__Given records__
════════════════════

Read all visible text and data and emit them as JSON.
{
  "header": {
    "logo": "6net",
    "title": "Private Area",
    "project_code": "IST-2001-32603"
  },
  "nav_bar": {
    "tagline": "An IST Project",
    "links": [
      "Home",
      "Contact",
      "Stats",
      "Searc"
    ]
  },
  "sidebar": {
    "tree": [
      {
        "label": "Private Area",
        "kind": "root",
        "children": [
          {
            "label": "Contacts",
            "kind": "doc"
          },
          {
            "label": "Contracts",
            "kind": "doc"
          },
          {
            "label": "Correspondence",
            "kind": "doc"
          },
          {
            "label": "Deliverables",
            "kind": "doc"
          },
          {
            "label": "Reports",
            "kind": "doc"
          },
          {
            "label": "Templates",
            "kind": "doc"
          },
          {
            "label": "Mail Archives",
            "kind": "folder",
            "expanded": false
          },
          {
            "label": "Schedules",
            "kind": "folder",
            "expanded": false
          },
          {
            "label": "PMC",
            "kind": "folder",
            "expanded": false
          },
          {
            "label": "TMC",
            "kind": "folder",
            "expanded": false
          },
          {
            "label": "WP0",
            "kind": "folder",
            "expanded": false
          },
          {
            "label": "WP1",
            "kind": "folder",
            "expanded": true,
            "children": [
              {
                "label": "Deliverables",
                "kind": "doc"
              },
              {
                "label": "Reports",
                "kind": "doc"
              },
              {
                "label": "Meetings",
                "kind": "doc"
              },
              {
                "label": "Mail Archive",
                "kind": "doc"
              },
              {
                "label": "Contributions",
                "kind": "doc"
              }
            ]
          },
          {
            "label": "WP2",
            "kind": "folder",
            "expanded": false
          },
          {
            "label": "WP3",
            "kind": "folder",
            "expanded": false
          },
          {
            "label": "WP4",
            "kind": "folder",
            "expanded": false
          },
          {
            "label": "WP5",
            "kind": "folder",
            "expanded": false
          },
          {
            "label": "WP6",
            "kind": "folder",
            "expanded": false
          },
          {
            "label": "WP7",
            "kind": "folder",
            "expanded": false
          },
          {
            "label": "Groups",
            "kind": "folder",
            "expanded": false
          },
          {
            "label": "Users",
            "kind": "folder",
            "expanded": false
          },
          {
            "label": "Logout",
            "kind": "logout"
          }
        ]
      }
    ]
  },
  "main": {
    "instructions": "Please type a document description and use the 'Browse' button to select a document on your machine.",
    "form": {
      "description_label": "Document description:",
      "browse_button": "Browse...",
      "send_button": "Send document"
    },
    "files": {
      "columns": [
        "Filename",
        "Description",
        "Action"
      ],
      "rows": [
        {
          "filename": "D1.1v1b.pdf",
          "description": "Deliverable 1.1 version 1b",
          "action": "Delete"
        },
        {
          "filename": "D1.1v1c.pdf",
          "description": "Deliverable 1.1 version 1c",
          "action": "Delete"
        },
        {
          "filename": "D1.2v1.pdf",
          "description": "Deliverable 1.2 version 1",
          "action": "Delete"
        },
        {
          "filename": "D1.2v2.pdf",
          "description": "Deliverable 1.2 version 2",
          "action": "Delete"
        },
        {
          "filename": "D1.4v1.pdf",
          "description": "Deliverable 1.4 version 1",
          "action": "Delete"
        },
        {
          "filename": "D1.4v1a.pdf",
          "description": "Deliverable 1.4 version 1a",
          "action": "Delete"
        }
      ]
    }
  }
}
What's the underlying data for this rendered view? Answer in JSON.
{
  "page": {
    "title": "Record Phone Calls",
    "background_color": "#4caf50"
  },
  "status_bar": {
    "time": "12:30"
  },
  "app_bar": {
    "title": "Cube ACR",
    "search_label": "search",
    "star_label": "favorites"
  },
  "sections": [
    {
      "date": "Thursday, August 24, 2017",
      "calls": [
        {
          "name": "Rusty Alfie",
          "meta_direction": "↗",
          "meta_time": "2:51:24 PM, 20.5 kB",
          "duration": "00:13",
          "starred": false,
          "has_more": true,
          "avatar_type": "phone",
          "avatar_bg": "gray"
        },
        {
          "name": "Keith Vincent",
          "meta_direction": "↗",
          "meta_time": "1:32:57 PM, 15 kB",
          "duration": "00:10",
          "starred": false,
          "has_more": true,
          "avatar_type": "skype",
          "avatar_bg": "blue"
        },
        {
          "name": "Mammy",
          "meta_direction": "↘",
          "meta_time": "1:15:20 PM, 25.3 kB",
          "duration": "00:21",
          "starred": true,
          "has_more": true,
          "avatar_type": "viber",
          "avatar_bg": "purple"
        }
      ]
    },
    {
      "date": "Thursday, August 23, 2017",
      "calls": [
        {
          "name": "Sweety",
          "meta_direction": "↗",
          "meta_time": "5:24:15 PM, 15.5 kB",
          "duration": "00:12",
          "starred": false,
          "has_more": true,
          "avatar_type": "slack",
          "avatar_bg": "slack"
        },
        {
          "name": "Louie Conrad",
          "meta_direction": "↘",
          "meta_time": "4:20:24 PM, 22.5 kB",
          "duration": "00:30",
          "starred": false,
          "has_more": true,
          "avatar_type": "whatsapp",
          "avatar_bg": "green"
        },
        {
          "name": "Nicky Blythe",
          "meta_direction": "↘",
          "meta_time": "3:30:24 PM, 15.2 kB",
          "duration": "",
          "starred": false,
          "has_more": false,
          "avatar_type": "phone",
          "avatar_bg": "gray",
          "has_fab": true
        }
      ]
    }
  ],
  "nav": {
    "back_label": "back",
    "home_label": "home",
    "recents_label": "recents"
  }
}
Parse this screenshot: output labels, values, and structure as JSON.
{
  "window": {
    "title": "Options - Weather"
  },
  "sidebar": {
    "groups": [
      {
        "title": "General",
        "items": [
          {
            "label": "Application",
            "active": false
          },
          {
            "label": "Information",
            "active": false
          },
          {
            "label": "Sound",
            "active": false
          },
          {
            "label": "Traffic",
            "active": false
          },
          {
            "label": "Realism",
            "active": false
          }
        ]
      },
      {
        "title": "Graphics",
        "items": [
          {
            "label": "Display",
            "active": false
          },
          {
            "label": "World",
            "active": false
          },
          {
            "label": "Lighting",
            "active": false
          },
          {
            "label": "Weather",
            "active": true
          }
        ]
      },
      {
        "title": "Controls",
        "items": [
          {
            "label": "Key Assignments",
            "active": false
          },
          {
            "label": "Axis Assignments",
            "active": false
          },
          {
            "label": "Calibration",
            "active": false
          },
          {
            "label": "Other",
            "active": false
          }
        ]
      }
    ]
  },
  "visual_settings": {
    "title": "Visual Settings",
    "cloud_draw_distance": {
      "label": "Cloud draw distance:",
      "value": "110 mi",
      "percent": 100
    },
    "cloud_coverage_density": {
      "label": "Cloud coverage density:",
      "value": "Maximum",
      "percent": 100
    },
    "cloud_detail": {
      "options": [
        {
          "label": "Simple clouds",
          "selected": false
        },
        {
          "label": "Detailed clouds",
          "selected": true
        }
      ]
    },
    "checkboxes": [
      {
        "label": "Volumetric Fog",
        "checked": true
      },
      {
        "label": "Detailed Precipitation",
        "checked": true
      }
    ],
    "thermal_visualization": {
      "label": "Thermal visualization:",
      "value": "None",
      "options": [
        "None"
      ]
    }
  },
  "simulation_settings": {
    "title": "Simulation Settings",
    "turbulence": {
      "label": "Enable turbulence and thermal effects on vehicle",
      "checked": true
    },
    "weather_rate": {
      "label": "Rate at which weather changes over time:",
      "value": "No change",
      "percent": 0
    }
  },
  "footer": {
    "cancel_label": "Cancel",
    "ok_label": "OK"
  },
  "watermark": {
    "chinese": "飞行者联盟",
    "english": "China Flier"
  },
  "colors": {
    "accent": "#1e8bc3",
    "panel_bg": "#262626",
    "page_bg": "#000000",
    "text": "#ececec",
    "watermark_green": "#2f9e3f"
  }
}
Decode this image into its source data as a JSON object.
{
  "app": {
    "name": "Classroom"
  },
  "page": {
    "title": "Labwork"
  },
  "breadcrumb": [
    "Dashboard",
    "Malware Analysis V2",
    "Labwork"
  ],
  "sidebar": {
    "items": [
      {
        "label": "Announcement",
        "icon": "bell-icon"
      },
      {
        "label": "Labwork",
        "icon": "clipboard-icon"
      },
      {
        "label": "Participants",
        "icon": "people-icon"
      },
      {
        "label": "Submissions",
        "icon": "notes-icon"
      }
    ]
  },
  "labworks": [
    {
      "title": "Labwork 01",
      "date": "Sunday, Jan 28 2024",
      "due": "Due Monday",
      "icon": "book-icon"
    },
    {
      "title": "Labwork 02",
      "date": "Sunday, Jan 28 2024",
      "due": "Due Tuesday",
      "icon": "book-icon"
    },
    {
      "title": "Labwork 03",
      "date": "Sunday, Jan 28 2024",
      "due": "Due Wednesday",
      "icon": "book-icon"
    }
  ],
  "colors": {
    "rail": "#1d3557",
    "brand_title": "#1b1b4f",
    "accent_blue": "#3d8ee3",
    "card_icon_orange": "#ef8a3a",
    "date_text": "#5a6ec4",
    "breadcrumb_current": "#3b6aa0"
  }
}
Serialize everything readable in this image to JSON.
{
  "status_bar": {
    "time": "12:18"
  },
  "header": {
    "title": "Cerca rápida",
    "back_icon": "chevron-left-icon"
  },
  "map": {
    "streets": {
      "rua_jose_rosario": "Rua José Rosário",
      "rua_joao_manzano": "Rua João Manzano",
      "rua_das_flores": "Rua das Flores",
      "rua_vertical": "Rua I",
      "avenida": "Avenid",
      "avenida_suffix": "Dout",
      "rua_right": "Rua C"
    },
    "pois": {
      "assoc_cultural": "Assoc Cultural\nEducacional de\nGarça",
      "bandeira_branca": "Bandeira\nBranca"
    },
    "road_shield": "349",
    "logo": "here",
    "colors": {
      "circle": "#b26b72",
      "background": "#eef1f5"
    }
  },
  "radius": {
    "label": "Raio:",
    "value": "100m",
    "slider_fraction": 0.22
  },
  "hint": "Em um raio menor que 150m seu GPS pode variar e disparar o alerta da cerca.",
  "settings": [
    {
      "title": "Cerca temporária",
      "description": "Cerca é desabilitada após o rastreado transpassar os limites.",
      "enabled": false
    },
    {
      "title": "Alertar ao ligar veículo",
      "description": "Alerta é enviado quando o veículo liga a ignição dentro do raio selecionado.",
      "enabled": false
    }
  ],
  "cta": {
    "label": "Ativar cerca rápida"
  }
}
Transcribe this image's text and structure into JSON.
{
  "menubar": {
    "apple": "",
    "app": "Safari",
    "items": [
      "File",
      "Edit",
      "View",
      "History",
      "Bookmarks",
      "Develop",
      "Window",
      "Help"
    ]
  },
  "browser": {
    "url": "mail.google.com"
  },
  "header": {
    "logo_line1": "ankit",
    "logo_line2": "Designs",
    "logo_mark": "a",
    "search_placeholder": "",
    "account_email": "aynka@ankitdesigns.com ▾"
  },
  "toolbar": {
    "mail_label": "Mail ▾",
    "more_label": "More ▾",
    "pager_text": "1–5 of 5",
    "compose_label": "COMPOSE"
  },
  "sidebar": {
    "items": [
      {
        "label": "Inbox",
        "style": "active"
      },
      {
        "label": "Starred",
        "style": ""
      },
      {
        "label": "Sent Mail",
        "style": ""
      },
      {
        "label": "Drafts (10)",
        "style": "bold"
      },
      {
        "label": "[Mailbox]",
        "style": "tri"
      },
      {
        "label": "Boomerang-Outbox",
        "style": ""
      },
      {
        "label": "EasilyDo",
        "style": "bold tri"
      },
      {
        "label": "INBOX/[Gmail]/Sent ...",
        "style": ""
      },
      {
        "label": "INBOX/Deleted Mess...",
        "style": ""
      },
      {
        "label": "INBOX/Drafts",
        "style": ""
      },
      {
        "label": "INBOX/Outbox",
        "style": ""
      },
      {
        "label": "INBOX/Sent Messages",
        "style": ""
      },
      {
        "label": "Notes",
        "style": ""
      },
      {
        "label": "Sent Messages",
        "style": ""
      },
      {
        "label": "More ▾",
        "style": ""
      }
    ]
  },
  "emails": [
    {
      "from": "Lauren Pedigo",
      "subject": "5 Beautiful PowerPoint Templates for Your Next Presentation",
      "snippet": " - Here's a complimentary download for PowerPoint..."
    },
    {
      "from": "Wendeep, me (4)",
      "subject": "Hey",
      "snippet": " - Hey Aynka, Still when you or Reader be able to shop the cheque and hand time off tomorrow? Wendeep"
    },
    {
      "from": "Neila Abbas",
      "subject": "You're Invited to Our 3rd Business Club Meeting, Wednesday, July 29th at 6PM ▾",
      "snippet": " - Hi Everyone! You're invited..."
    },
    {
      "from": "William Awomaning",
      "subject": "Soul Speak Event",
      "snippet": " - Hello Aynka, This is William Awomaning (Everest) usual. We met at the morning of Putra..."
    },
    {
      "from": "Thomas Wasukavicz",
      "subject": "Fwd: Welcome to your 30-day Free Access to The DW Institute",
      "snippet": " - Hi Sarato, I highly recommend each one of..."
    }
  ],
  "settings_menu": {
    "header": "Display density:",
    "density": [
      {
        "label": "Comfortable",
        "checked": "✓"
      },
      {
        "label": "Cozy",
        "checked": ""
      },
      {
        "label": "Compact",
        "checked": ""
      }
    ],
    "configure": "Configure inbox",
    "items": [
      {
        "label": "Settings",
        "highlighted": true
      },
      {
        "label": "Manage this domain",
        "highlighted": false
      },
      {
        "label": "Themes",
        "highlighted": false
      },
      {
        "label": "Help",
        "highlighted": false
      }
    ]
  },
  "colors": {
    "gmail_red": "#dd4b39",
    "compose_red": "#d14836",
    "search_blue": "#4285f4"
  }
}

════════════════════

__Written exercise__
Give the count of lines containing "data", with no added text.

__Solution for this exercise__
3